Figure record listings
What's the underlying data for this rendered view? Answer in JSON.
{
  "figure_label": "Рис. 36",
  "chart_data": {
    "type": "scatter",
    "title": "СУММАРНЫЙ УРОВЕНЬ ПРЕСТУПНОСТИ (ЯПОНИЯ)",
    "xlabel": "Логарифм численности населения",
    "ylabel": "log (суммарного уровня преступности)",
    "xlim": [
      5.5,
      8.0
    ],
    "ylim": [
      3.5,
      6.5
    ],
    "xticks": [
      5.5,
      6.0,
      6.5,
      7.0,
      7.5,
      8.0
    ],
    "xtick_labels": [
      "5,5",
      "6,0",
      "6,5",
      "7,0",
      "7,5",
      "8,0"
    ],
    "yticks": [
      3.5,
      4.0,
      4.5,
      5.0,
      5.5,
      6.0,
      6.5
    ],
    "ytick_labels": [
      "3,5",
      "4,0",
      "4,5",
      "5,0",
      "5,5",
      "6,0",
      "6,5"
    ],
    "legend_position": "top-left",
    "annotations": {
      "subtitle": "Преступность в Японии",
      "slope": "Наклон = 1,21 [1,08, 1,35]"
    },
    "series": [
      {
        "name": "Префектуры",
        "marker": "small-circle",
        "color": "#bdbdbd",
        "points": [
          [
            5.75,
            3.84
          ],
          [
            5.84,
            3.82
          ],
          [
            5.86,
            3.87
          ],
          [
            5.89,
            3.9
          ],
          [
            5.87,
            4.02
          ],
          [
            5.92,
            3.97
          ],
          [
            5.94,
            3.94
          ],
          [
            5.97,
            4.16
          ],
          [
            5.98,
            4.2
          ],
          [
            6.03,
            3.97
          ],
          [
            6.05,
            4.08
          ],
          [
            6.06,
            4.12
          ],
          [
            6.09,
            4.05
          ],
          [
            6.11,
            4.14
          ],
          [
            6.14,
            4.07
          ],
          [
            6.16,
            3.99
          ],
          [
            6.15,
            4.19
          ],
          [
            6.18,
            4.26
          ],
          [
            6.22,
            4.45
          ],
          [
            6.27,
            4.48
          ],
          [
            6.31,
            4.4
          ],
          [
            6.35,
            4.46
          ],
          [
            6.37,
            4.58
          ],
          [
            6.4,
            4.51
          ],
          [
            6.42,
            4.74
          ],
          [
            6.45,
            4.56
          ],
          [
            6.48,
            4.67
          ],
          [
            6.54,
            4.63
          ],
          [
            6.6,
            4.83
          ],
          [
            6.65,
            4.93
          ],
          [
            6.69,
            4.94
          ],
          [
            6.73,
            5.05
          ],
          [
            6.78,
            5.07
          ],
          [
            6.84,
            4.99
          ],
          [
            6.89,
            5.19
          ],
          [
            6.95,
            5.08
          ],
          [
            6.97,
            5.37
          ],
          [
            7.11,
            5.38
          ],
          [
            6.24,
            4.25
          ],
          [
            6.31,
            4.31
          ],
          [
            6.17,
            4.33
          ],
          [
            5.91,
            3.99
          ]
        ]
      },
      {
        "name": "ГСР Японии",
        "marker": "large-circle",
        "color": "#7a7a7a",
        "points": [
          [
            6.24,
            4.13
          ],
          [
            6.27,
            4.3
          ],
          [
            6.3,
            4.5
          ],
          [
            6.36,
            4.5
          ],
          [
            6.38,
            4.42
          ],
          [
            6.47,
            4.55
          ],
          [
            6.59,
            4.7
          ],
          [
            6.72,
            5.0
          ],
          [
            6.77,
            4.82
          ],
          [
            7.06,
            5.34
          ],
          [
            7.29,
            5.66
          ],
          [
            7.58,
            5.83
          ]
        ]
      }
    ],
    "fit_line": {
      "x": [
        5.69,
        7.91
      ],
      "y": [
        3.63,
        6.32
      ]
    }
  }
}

* _Work required_
Take the entries and copy them out exactly.

* _The output_
What's the underlying data for this rendered view? Answer in JSON.
{
  "figure_label": "Рис. 36",
  "chart_data": {
    "type": "scatter",
    "title": "СУММАРНЫЙ УРОВЕНЬ ПРЕСТУПНОСТИ (ЯПОНИЯ)",
    "xlabel": "Логарифм численности населения",
    "ylabel": "log (суммарного уровня преступности)",
    "xlim": [
      5.5,
      8.0
    ],
    "ylim": [
      3.5,
      6.5
    ],
    "xticks": [
      5.5,
      6.0,
      6.5,
      7.0,
      7.5,
      8.0
    ],
    "xtick_labels": [
      "5,5",
      "6,0",
      "6,5",
      "7,0",
      "7,5",
      "8,0"
    ],
    "yticks": [
      3.5,
      4.0,
      4.5,
      5.0,
      5.5,
      6.0,
      6.5
    ],
    "ytick_labels": [
      "3,5",
      "4,0",
      "4,5",
      "5,0",
      "5,5",
      "6,0",
      "6,5"
    ],
    "legend_position": "top-left",
    "annotations": {
      "subtitle": "Преступность в Японии",
      "slope": "Наклон = 1,21 [1,08, 1,35]"
    },
    "series": [
      {
        "name": "Префектуры",
        "marker": "small-circle",
        "color": "#bdbdbd",
        "points": [
          [
            5.75,
            3.84
          ],
          [
            5.84,
            3.82
          ],
          [
            5.86,
            3.87
          ],
          [
            5.89,
            3.9
          ],
          [
            5.87,
            4.02
          ],
          [
            5.92,
            3.97
          ],
          [
            5.94,
            3.94
          ],
          [
            5.97,
            4.16
          ],
          [
            5.98,
            4.2
          ],
          [
            6.03,
            3.97
          ],
          [
            6.05,
            4.08
          ],
          [
            6.06,
            4.12
          ],
          [
            6.09,
            4.05
          ],
          [
            6.11,
            4.14
          ],
          [
            6.14,
            4.07
          ],
          [
            6.16,
            3.99
          ],
          [
            6.15,
            4.19
          ],
          [
            6.18,
            4.26
          ],
          [
            6.22,
            4.45
          ],
          [
            6.27,
            4.48
          ],
          [
            6.31,
            4.4
          ],
          [
            6.35,
            4.46
          ],
          [
            6.37,
            4.58
          ],
          [
            6.4,
            4.51
          ],
          [
            6.42,
            4.74
          ],
          [
            6.45,
            4.56
          ],
          [
            6.48,
            4.67
          ],
          [
            6.54,
            4.63
          ],
          [
            6.6,
            4.83
          ],
          [
            6.65,
            4.93
          ],
          [
            6.69,
            4.94
          ],
          [
            6.73,
            5.05
          ],
          [
            6.78,
            5.07
          ],
          [
            6.84,
            4.99
          ],
          [
            6.89,
            5.19
          ],
          [
            6.95,
            5.08
          ],
          [
            6.97,
            5.37
          ],
          [
            7.11,
            5.38
          ],
          [
            6.24,
            4.25
          ],
          [
            6.31,
            4.31
          ],
          [
            6.17,
            4.33
          ],
          [
            5.91,
            3.99
          ]
        ]
      },
      {
        "name": "ГСР Японии",
        "marker": "large-circle",
        "color": "#7a7a7a",
        "points": [
          [
            6.24,
            4.13
          ],
          [
            6.27,
            4.3
          ],
          [
            6.3,
            4.5
          ],
          [
            6.36,
            4.5
          ],
          [
            6.38,
            4.42
          ],
          [
            6.47,
            4.55
          ],
          [
            6.59,
            4.7
          ],
          [
            6.72,
            5.0
          ],
          [
            6.77,
            4.82
          ],
          [
            7.06,
            5.34
          ],
          [
            7.29,
            5.66
          ],
          [
            7.58,
            5.83
          ]
        ]
      }
    ],
    "fit_line": {
      "x": [
        5.69,
        7.91
      ],
      "y": [
        3.63,
        6.32
      ]
    }
  }
}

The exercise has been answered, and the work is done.